__Task prompt__
Identify all lines in the data containing the string "xlabel". Copy them out.

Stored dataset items
--

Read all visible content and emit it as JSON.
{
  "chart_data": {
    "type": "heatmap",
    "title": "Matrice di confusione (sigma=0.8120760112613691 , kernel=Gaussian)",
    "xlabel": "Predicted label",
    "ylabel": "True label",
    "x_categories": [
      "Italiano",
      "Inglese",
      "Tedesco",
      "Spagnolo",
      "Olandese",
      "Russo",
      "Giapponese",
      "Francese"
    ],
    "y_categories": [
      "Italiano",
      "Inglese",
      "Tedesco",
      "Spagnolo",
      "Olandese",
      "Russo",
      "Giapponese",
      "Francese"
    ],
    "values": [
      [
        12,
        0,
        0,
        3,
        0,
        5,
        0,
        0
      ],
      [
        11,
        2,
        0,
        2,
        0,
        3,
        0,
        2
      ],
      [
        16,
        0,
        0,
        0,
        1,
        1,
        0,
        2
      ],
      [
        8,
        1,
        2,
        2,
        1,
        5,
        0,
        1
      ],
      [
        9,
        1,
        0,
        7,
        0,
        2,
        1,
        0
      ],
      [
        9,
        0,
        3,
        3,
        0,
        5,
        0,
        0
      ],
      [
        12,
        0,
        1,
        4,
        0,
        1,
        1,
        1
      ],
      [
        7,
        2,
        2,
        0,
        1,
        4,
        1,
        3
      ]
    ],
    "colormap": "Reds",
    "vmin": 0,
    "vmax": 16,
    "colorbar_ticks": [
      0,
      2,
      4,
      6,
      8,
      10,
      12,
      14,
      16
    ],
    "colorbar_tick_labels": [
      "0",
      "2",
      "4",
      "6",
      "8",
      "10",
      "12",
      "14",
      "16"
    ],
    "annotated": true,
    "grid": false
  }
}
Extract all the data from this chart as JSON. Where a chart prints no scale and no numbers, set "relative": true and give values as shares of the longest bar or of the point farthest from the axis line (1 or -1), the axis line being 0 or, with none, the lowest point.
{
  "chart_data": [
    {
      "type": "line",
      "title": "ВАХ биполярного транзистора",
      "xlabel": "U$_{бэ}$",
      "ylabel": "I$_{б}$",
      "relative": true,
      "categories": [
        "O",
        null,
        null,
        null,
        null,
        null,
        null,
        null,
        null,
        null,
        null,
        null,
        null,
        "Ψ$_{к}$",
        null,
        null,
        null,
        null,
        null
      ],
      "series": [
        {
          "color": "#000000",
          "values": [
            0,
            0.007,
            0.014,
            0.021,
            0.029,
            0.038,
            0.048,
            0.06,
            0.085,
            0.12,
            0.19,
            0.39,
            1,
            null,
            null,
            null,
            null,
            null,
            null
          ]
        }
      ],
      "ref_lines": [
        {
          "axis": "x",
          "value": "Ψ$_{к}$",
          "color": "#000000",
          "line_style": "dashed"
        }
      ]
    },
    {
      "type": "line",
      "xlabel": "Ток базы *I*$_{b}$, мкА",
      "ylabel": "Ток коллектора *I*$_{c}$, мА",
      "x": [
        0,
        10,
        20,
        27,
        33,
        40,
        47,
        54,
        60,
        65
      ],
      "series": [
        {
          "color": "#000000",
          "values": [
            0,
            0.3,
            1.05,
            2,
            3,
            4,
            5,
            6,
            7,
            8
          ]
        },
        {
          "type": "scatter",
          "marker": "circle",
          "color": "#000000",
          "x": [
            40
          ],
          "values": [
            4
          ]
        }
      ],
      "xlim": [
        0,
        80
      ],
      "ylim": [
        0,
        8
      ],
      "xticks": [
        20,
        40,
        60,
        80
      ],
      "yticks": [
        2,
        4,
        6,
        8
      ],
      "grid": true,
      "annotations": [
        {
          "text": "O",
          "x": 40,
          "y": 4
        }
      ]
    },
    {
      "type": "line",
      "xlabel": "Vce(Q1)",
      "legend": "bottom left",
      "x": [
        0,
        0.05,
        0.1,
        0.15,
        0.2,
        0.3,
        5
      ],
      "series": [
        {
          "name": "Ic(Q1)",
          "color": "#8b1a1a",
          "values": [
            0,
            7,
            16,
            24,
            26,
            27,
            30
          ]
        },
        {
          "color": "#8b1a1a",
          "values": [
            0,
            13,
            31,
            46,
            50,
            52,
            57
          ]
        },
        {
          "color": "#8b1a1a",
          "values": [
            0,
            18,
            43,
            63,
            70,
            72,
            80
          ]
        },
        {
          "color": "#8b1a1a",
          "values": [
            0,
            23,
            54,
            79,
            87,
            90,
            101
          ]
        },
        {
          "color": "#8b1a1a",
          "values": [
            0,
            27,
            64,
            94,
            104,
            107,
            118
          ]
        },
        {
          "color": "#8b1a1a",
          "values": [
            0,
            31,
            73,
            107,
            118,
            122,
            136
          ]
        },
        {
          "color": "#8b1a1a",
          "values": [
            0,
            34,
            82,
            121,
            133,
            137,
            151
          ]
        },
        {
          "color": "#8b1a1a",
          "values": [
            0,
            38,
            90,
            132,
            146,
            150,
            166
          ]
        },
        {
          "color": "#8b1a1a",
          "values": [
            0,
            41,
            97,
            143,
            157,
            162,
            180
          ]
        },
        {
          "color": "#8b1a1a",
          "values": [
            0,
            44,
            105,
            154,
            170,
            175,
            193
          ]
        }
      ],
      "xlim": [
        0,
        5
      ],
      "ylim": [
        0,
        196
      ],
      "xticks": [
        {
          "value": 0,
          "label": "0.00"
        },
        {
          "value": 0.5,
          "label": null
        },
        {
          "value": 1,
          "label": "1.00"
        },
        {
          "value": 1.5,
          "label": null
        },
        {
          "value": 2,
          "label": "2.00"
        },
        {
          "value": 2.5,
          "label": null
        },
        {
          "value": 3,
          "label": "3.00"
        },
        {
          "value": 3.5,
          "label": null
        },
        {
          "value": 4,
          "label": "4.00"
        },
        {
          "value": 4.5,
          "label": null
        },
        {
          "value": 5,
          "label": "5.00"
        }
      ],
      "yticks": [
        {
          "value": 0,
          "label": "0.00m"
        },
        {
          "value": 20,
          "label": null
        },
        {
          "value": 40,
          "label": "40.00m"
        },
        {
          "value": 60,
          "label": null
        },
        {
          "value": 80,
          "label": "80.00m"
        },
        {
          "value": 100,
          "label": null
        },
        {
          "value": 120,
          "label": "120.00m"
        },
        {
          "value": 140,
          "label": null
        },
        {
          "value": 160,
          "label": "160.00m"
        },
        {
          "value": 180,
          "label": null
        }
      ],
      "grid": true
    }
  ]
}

--

__Solved exercise__
    "xlabel": "Predicted label",
      "xlabel": "U$_{бэ}$",
      "xlabel": "Ток базы *I*$_{b}$, мкА",
      "xlabel": "Vce(Q1)",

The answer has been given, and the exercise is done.